Excerpt provided:
** start **

NEW YORK – December 5, 2011 – Despite record unemployment levels across much of the US, American business leaders say one of the biggest risks they now face is a talent and skills shortage. That’s according to the 2011 Lloyd’s Risk Index, carried out by the Economist Intelligence Unit, which polled 500 C-Suite and board level executives in North America, Europe, Asia and elsewhere to assess corporate risk priorities and attitudes around the world.
The prioritisation of ‘talent and skills shortages’ shot up to the number two risk facing businesses from 22nd place in the 2009 index, as businesses face demographic, competition and productivity pressures. 45% of respondents in North America rated talent as a high or very high priority over the next year, compared to 42% of those in Europe.
“We have gone from a credit crunch to a talent crunch, despite the unemployment picture,” said Richard Ward, Chief Executive of Lloyd’s. “CEOs feel they are lacking people with specific skills, but they are also concerned about having leaders and managers who can help them navigate the difficult global business environment. Extraordinary conditions require exceptional leaders.”
“These findings show that talent is now firmly part of the risk lexicon - high levels of unemployment have boosted the quantity of candidates, but employers are still wrestling with the quality. Our own Global Talent Index echoed these concerns and highlighted two factors underscoring this risk: population demographics and skills gaps,” said Kevin Kelly, CEO of Heidrick & Struggles the leadership advisory firm providing executive search and leadership consulting services worldwide.

** end **

Records:

** start **

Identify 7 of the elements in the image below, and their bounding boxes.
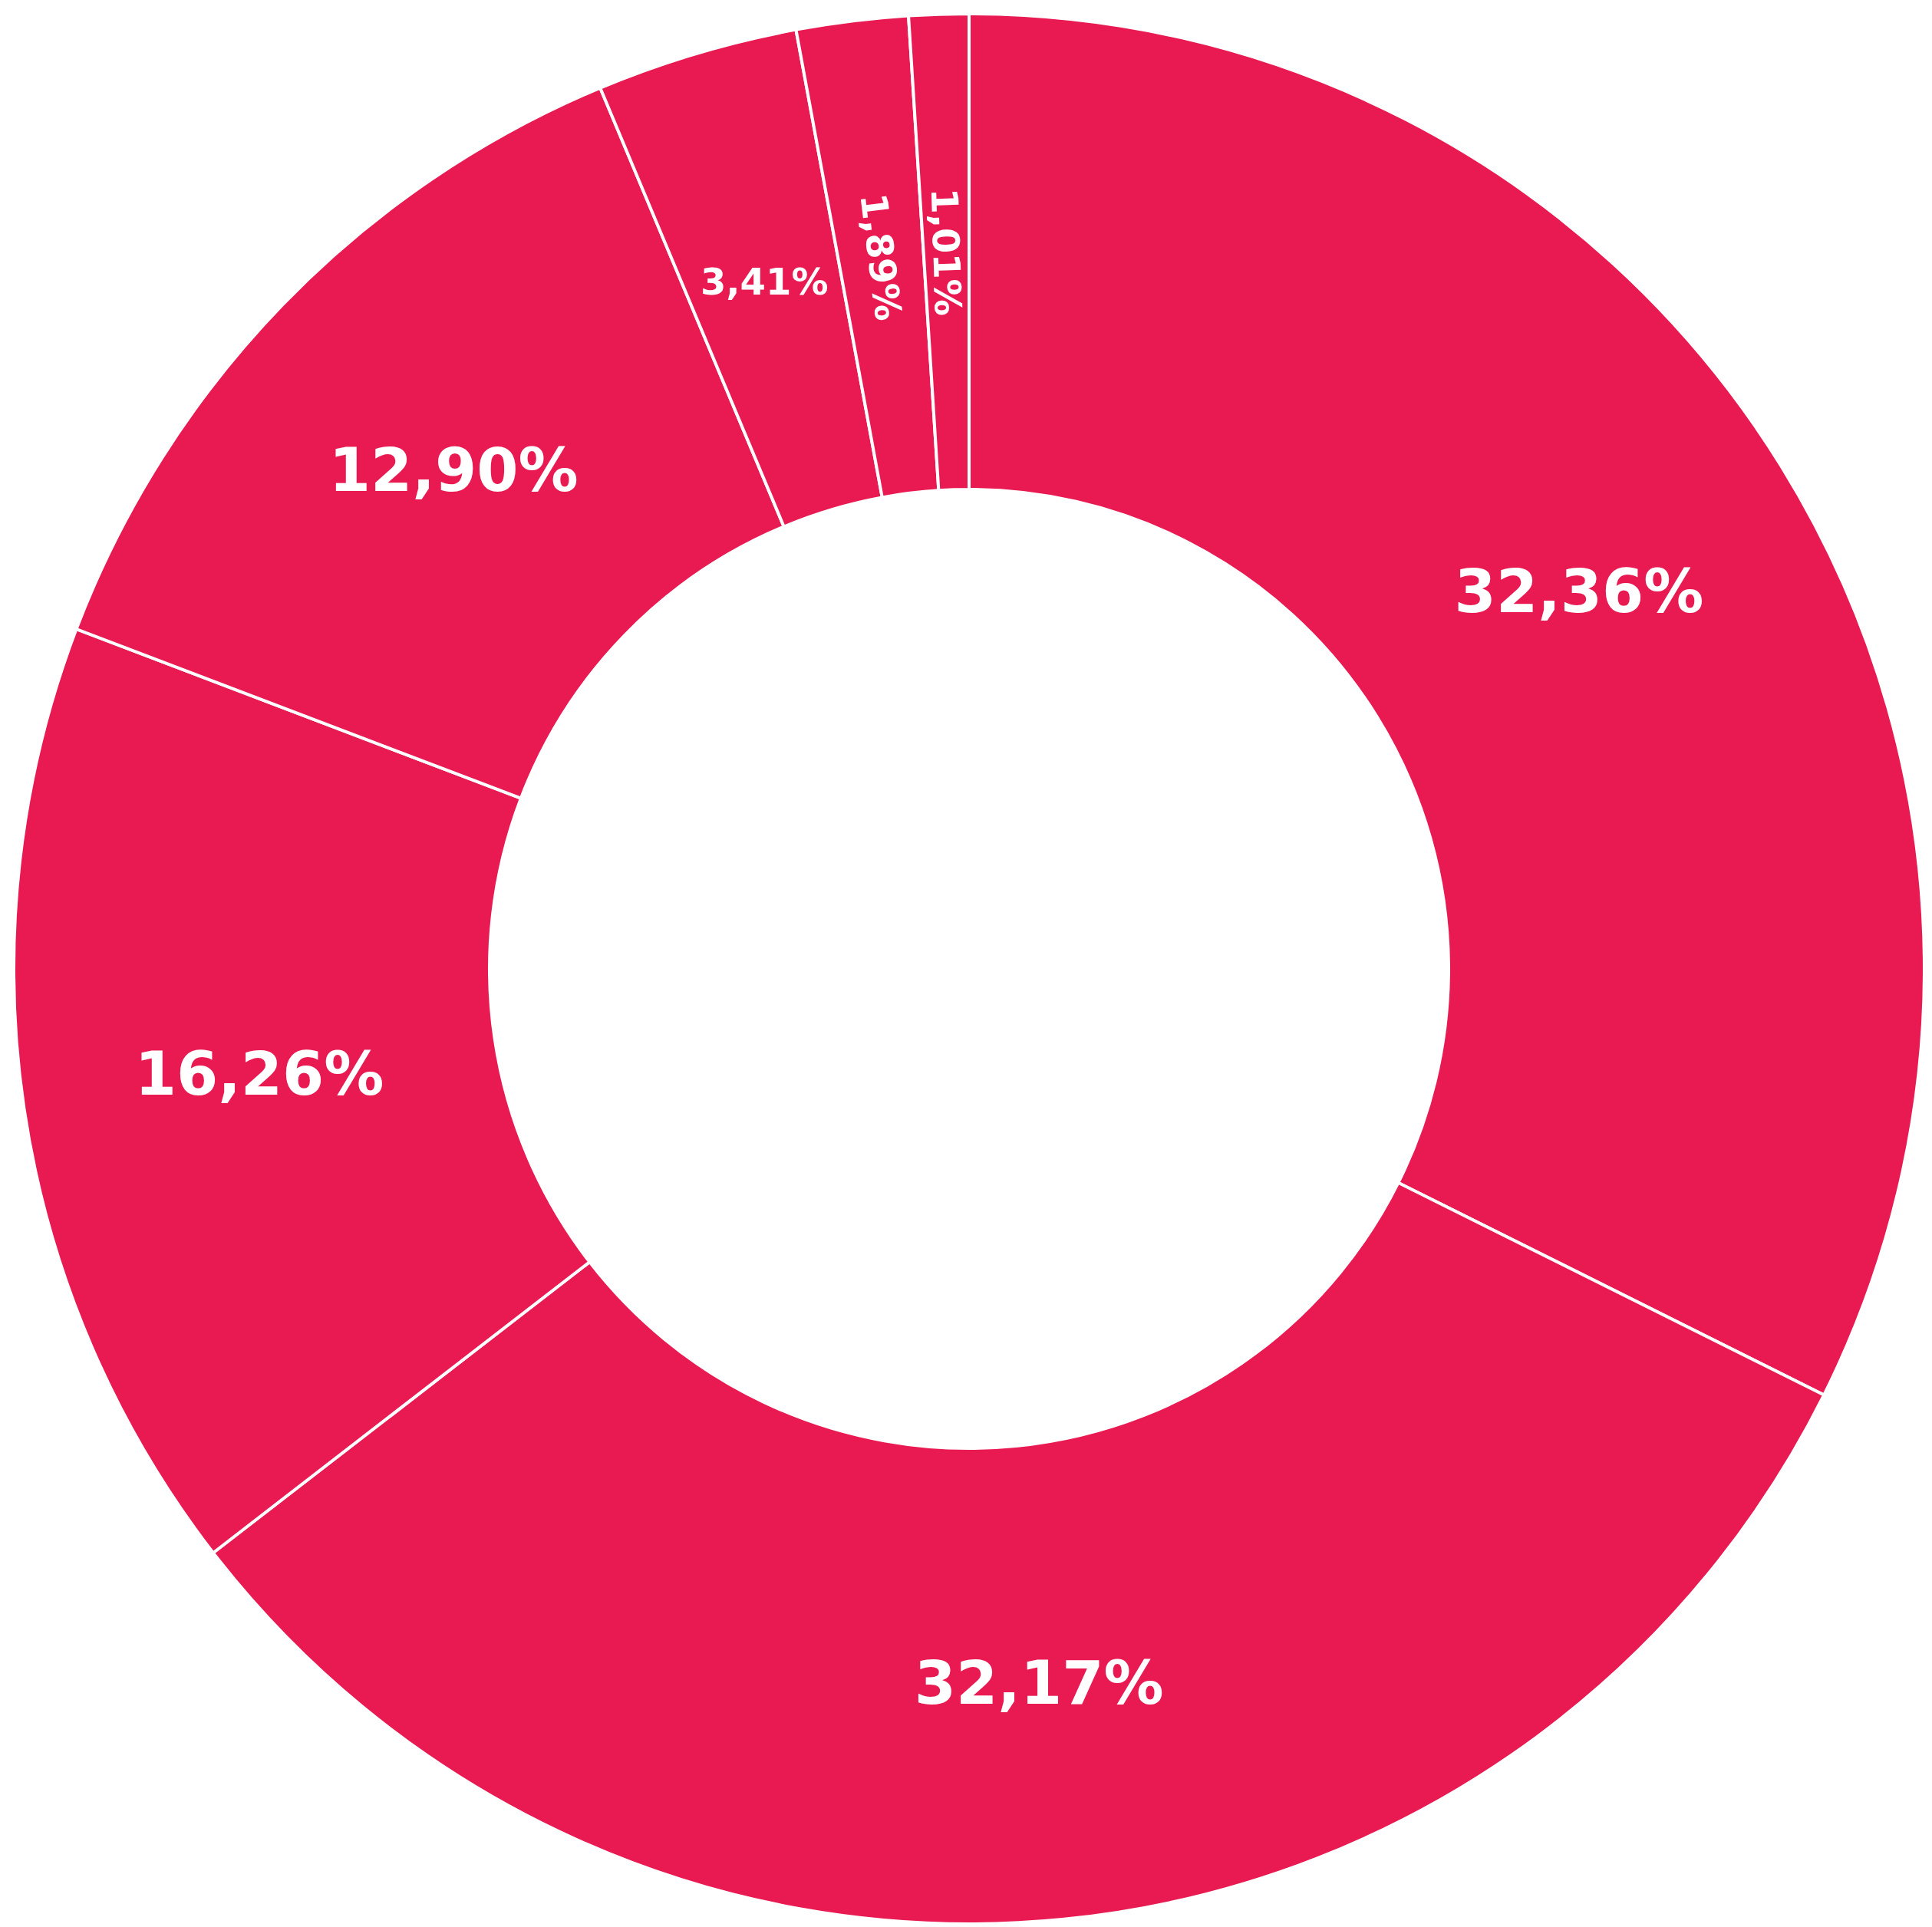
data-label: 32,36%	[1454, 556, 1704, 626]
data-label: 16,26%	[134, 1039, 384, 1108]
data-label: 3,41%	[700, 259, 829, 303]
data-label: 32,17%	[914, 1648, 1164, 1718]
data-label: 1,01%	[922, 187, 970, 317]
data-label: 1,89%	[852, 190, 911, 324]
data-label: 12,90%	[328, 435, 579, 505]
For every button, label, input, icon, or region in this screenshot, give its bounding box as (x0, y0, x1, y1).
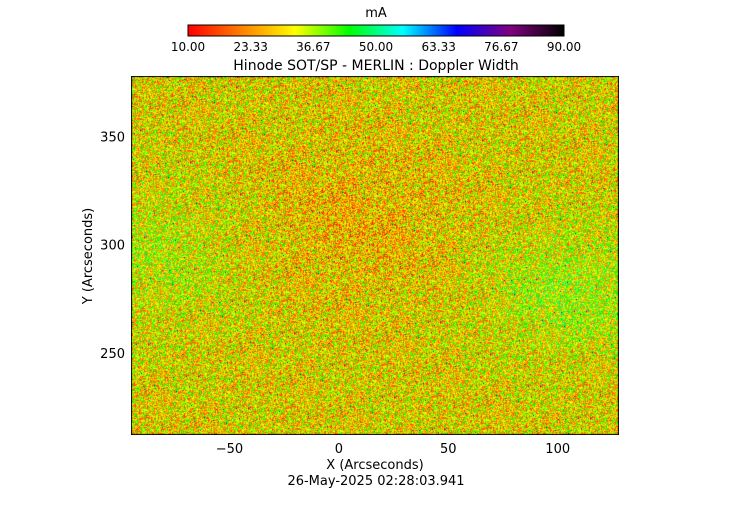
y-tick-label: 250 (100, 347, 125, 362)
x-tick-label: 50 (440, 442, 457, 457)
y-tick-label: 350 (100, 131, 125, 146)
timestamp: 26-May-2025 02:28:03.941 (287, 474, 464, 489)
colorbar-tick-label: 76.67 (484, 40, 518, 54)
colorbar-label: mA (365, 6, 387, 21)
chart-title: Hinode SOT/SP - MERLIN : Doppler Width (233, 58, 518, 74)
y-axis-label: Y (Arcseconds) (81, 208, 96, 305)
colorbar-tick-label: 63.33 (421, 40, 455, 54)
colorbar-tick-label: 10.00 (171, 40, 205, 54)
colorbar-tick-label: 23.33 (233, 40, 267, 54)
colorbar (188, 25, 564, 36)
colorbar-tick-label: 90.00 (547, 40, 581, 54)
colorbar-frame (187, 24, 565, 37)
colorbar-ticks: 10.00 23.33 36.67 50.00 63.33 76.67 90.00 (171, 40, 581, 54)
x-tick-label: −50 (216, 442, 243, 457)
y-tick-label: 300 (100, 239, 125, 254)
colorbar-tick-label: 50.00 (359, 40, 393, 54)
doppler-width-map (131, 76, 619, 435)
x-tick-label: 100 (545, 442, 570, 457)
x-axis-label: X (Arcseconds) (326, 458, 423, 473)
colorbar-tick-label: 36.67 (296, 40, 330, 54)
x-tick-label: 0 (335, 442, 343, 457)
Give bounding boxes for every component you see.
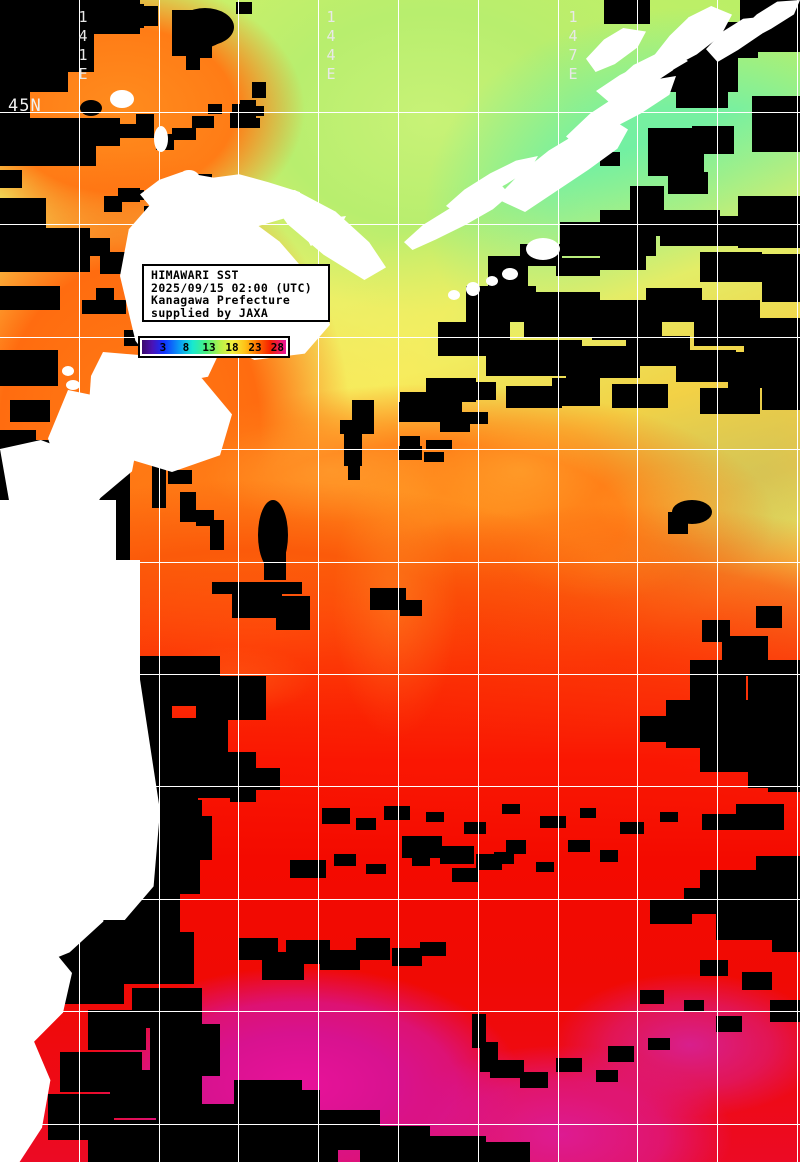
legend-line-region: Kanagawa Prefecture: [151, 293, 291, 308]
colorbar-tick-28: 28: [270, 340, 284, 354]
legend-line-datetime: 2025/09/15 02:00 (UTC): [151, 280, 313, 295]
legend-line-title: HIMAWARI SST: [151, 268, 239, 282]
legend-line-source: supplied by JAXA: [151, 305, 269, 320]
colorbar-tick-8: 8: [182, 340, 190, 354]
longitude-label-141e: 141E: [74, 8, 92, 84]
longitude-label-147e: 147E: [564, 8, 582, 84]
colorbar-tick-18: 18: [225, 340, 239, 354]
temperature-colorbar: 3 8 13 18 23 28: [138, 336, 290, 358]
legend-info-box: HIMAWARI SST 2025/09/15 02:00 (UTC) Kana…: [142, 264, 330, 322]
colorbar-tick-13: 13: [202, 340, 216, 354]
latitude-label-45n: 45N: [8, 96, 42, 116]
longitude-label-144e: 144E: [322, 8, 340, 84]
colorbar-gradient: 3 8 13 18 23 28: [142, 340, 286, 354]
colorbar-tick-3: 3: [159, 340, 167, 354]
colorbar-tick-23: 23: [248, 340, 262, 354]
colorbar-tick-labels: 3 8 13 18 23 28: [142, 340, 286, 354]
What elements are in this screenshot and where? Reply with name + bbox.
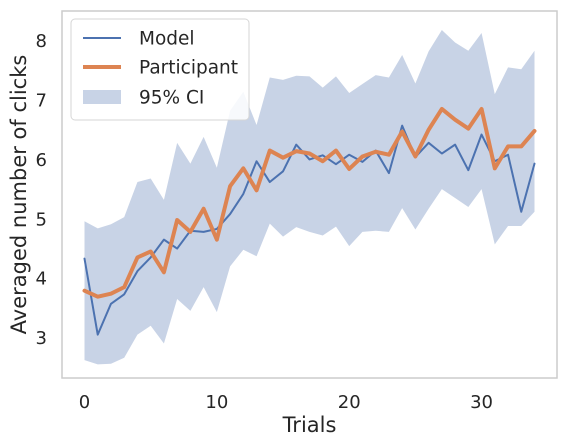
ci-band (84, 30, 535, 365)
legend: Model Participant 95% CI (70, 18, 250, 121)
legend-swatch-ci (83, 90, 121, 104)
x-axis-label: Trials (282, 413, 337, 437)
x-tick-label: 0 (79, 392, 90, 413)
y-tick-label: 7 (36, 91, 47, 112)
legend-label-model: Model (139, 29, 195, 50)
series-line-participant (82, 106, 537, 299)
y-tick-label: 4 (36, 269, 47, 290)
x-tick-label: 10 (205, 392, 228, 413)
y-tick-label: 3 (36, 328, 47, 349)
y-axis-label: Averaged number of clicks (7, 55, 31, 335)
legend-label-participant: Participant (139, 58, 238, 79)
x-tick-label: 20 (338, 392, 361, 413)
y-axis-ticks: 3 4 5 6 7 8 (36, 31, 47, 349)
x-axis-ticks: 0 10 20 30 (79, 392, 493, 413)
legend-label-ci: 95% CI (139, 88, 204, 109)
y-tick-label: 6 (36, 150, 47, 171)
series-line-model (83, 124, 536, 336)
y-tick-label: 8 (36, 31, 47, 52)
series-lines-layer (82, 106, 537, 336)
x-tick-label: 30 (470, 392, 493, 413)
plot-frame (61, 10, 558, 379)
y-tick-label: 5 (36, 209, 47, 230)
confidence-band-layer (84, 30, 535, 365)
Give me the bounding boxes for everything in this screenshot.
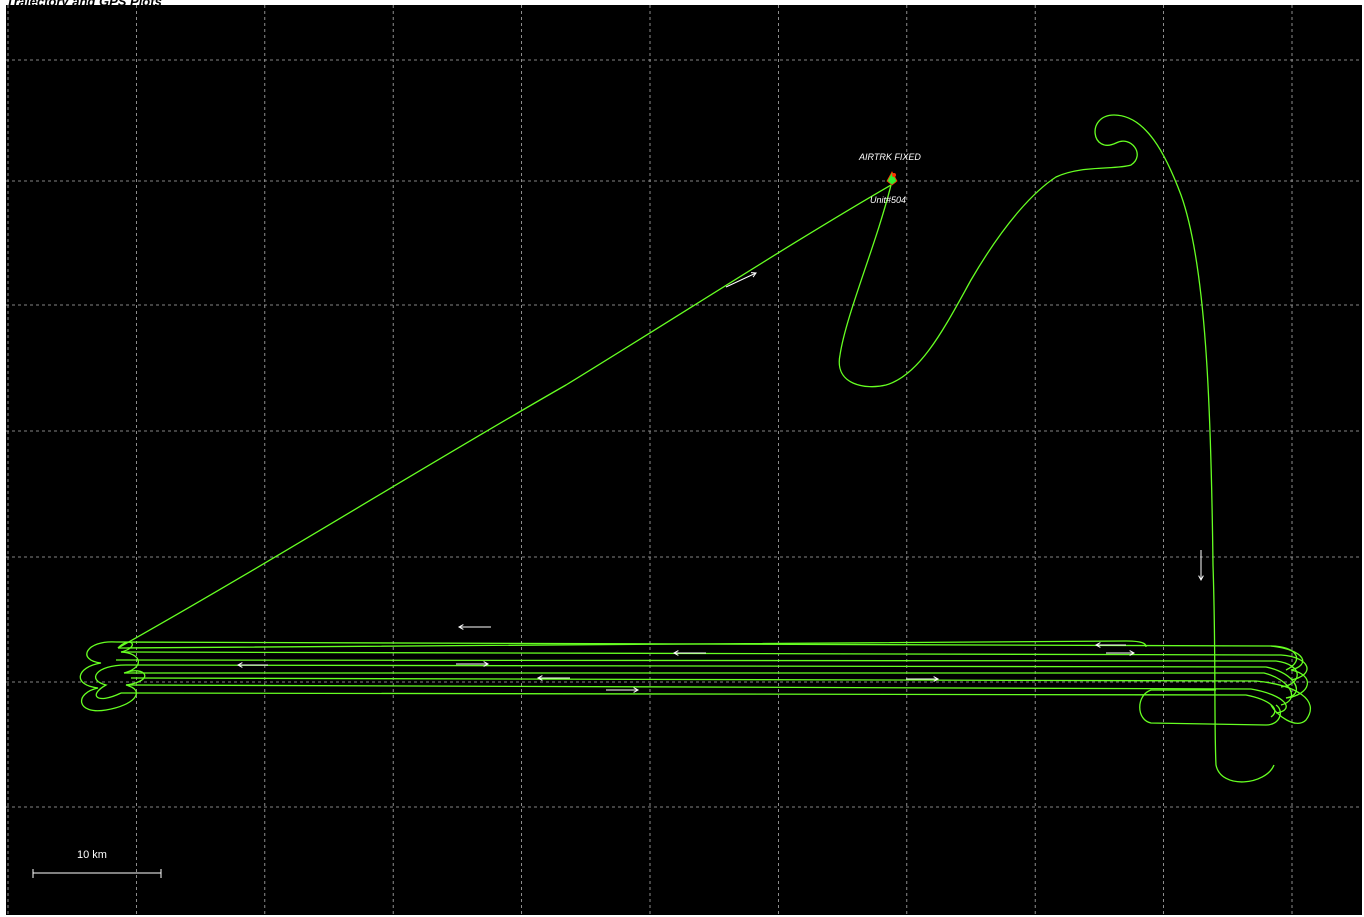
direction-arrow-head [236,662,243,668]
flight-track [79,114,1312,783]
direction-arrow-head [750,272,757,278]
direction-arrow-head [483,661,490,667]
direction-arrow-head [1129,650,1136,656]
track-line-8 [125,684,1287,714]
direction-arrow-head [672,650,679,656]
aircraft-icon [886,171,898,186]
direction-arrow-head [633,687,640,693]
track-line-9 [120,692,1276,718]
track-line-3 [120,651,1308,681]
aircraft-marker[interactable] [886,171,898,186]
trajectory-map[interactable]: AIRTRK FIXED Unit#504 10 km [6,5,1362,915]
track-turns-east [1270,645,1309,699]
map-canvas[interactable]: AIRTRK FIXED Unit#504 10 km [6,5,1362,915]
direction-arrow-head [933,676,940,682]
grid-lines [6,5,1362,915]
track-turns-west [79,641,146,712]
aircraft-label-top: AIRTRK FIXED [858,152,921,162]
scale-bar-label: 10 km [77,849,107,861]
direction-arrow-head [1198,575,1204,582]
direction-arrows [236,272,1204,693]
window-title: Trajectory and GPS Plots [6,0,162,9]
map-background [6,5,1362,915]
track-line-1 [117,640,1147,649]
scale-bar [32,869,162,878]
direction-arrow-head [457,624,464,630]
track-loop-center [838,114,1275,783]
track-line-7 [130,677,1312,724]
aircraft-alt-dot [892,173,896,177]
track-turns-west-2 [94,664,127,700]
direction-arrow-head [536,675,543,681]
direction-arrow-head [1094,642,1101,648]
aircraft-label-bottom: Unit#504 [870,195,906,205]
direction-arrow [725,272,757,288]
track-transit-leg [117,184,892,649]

** end **

What to do:
A - In the press release on the 2011 Lloyd's Risk Index, which place did talent and skills shortages hold in the 2009 index?
B - Transcribe the passage of the press release on the 2011 Lloyd's Risk Index between "NEW YORK – December" and "around the world.", inclusive.

Answers for the exercise:
A - 22nd place

B -
NEW YORK – December 5, 2011 – Despite record unemployment levels across much of the US, American business leaders say one of the biggest risks they now face is a talent and skills shortage. That’s according to the 2011 Lloyd’s Risk Index, carried out by the Economist Intelligence Unit, which polled 500 C-Suite and board level executives in North America, Europe, Asia and elsewhere to assess corporate risk priorities and attitudes around the world.